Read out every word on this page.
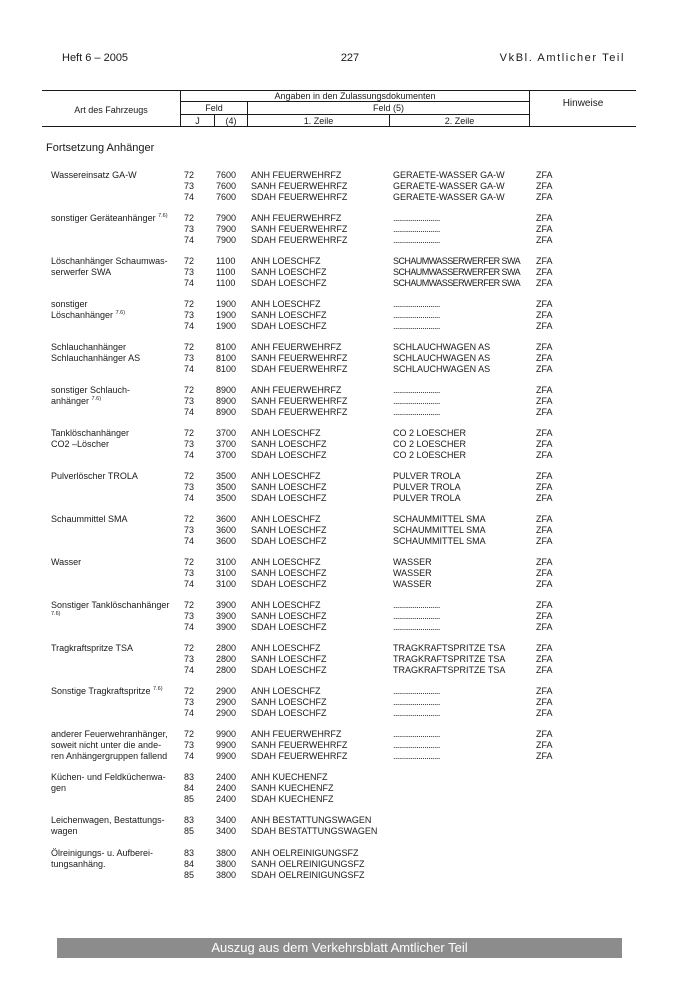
Heft 6 – 2005	227	VkBl. Amtlicher Teil
Art des Fahrzeugs
Angaben in den Zulassungsdokumenten
Feld	Feld (5)
J	(4)	1. Zeile	2. Zeile
Hinweise
Fortsetzung Anhänger
Wassereinsatz GA-W	72 7600 ANH FEUERWEHRFZ	GERAETE-WASSER GA-W	ZFA
73 7600 SANH FEUERWEHRFZ	GERAETE-WASSER GA-W	ZFA
74 7600 SDAH FEUERWEHRFZ	GERAETE-WASSER GA-W	ZFA
sonstiger Geräteanhänger $^{7.6)}$ 72 7900 ANH FEUERWEHRFZ	........................	ZFA
73 7900 SANH FEUERWEHRFZ	........................	ZFA
74 7900 SDAH FEUERWEHRFZ	........................	ZFA
Löschanhänger Schaumwas-
serwerfer SWA
72 1100 ANH LOESCHFZ	SCHAUMWASSERWERFER SWA ZFA
73 1100 SANH LOESCHFZ	SCHAUMWASSERWERFER SWA ZFA
74 1100 SDAH LOESCHFZ	SCHAUMWASSERWERFER SWA ZFA
sonstiger
Löschanhänger $^{7.6)}$
72 1900 ANH LOESCHFZ	........................	ZFA
73 1900 SANH LOESCHFZ	........................	ZFA
74 1900 SDAH LOESCHFZ	........................	ZFA
Schlauchanhänger
Schlauchanhänger AS
72 8100 ANH FEUERWEHRFZ	SCHLAUCHWAGEN AS	ZFA
73 8100 SANH FEUERWEHRFZ	SCHLAUCHWAGEN AS	ZFA
74 8100 SDAH FEUERWEHRFZ	SCHLAUCHWAGEN AS	ZFA
sonstiger Schlauch-
anhänger $^{7.6)}$
72 8900 ANH FEUERWEHRFZ	........................	ZFA
73 8900 SANH FEUERWEHRFZ	........................	ZFA
74 8900 SDAH FEUERWEHRFZ	........................	ZFA
Tanklöschanhänger
CO2 –Löscher
72 3700 ANH LOESCHFZ	CO 2 LOESCHER	ZFA
73 3700 SANH LOESCHFZ	CO 2 LOESCHER	ZFA
74 3700 SDAH LOESCHFZ	CO 2 LOESCHER	ZFA
Pulverlöscher TROLA	72 3500 ANH LOESCHFZ	PULVER TROLA	ZFA
73 3500 SANH LOESCHFZ	PULVER TROLA	ZFA
74 3500 SDAH LOESCHFZ	PULVER TROLA	ZFA
Schaummittel SMA	72 3600 ANH LOESCHFZ	SCHAUMMITTEL SMA	ZFA
73 3600 SANH LOESCHFZ	SCHAUMMITTEL SMA	ZFA
74 3600 SDAH LOESCHFZ	SCHAUMMITTEL SMA	ZFA
Wasser	72 3100 ANH LOESCHFZ	WASSER	ZFA
73 3100 SANH LOESCHFZ	WASSER	ZFA
74 3100 SDAH LOESCHFZ	WASSER	ZFA
Sonstiger Tanklöschanhänger
$^{7.6)}$
72 3900 ANH LOESCHFZ	........................	ZFA
73 3900 SANH LOESCHFZ	........................	ZFA
74 3900 SDAH LOESCHFZ	........................	ZFA
Tragkraftspritze TSA	72 2800 ANH LOESCHFZ	TRAGKRAFTSPRITZE TSA	ZFA
73 2800 SANH LOESCHFZ	TRAGKRAFTSPRITZE TSA	ZFA
74 2800 SDAH LOESCHFZ	TRAGKRAFTSPRITZE TSA	ZFA
Sonstige Tragkraftspritze $^{7.6)}$ 72 2900 ANH LOESCHFZ	........................	ZFA
73 2900 SANH LOESCHFZ	........................	ZFA
74 2900 SDAH LOESCHFZ	........................	ZFA
anderer Feuerwehranhänger,
soweit nicht unter die ande-
ren Anhängergruppen fallend
72 9900 ANH FEUERWEHRFZ	........................	ZFA
73 9900 SANH FEUERWEHRFZ	........................	ZFA
74 9900 SDAH FEUERWEHRFZ	........................	ZFA
Küchen- und Feldküchenwa-
gen
83 2400 ANH KUECHENFZ
84 2400 SANH KUECHENFZ
85 2400 SDAH KUECHENFZ
Leichenwagen, Bestattungs-
wagen
83 3400 ANH BESTATTUNGSWAGEN
85 3400 SDAH BESTATTUNGSWAGEN
Ölreinigungs- u. Aufberei-
tungsanhäng.
83 3800 ANH OELREINIGUNGSFZ
84 3800 SANH OELREINIGUNGSFZ
85 3800 SDAH OELREINIGUNGSFZ
Auszug aus dem Verkehrsblatt Amtlicher Teil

◆ WORK TO BE COMPLETED ◆
Make an exact copy of all the material, but keep the pictures out of it.

◆ ANSWER TO THE TASK ◆
Read out every word on this page.
Heft 6 – 2005	227	VkBl. Amtlicher Teil
Art des Fahrzeugs
Angaben in den Zulassungsdokumenten
Feld	Feld (5)
J	(4)	1. Zeile	2. Zeile
Hinweise
Fortsetzung Anhänger
Wassereinsatz GA-W	72 7600 ANH FEUERWEHRFZ	GERAETE-WASSER GA-W	ZFA
73 7600 SANH FEUERWEHRFZ	GERAETE-WASSER GA-W	ZFA
74 7600 SDAH FEUERWEHRFZ	GERAETE-WASSER GA-W	ZFA
sonstiger Geräteanhänger $^{7.6)}$ 72 7900 ANH FEUERWEHRFZ	........................	ZFA
73 7900 SANH FEUERWEHRFZ	........................	ZFA
74 7900 SDAH FEUERWEHRFZ	........................	ZFA
Löschanhänger Schaumwas-
serwerfer SWA
72 1100 ANH LOESCHFZ	SCHAUMWASSERWERFER SWA ZFA
73 1100 SANH LOESCHFZ	SCHAUMWASSERWERFER SWA ZFA
74 1100 SDAH LOESCHFZ	SCHAUMWASSERWERFER SWA ZFA
sonstiger
Löschanhänger $^{7.6)}$
72 1900 ANH LOESCHFZ	........................	ZFA
73 1900 SANH LOESCHFZ	........................	ZFA
74 1900 SDAH LOESCHFZ	........................	ZFA
Schlauchanhänger
Schlauchanhänger AS
72 8100 ANH FEUERWEHRFZ	SCHLAUCHWAGEN AS	ZFA
73 8100 SANH FEUERWEHRFZ	SCHLAUCHWAGEN AS	ZFA
74 8100 SDAH FEUERWEHRFZ	SCHLAUCHWAGEN AS	ZFA
sonstiger Schlauch-
anhänger $^{7.6)}$
72 8900 ANH FEUERWEHRFZ	........................	ZFA
73 8900 SANH FEUERWEHRFZ	........................	ZFA
74 8900 SDAH FEUERWEHRFZ	........................	ZFA
Tanklöschanhänger
CO2 –Löscher
72 3700 ANH LOESCHFZ	CO 2 LOESCHER	ZFA
73 3700 SANH LOESCHFZ	CO 2 LOESCHER	ZFA
74 3700 SDAH LOESCHFZ	CO 2 LOESCHER	ZFA
Pulverlöscher TROLA	72 3500 ANH LOESCHFZ	PULVER TROLA	ZFA
73 3500 SANH LOESCHFZ	PULVER TROLA	ZFA
74 3500 SDAH LOESCHFZ	PULVER TROLA	ZFA
Schaummittel SMA	72 3600 ANH LOESCHFZ	SCHAUMMITTEL SMA	ZFA
73 3600 SANH LOESCHFZ	SCHAUMMITTEL SMA	ZFA
74 3600 SDAH LOESCHFZ	SCHAUMMITTEL SMA	ZFA
Wasser	72 3100 ANH LOESCHFZ	WASSER	ZFA
73 3100 SANH LOESCHFZ	WASSER	ZFA
74 3100 SDAH LOESCHFZ	WASSER	ZFA
Sonstiger Tanklöschanhänger
$^{7.6)}$
72 3900 ANH LOESCHFZ	........................	ZFA
73 3900 SANH LOESCHFZ	........................	ZFA
74 3900 SDAH LOESCHFZ	........................	ZFA
Tragkraftspritze TSA	72 2800 ANH LOESCHFZ	TRAGKRAFTSPRITZE TSA	ZFA
73 2800 SANH LOESCHFZ	TRAGKRAFTSPRITZE TSA	ZFA
74 2800 SDAH LOESCHFZ	TRAGKRAFTSPRITZE TSA	ZFA
Sonstige Tragkraftspritze $^{7.6)}$ 72 2900 ANH LOESCHFZ	........................	ZFA
73 2900 SANH LOESCHFZ	........................	ZFA
74 2900 SDAH LOESCHFZ	........................	ZFA
anderer Feuerwehranhänger,
soweit nicht unter die ande-
ren Anhängergruppen fallend
72 9900 ANH FEUERWEHRFZ	........................	ZFA
73 9900 SANH FEUERWEHRFZ	........................	ZFA
74 9900 SDAH FEUERWEHRFZ	........................	ZFA
Küchen- und Feldküchenwa-
gen
83 2400 ANH KUECHENFZ
84 2400 SANH KUECHENFZ
85 2400 SDAH KUECHENFZ
Leichenwagen, Bestattungs-
wagen
83 3400 ANH BESTATTUNGSWAGEN
85 3400 SDAH BESTATTUNGSWAGEN
Ölreinigungs- u. Aufberei-
tungsanhäng.
83 3800 ANH OELREINIGUNGSFZ
84 3800 SANH OELREINIGUNGSFZ
85 3800 SDAH OELREINIGUNGSFZ
Auszug aus dem Verkehrsblatt Amtlicher Teil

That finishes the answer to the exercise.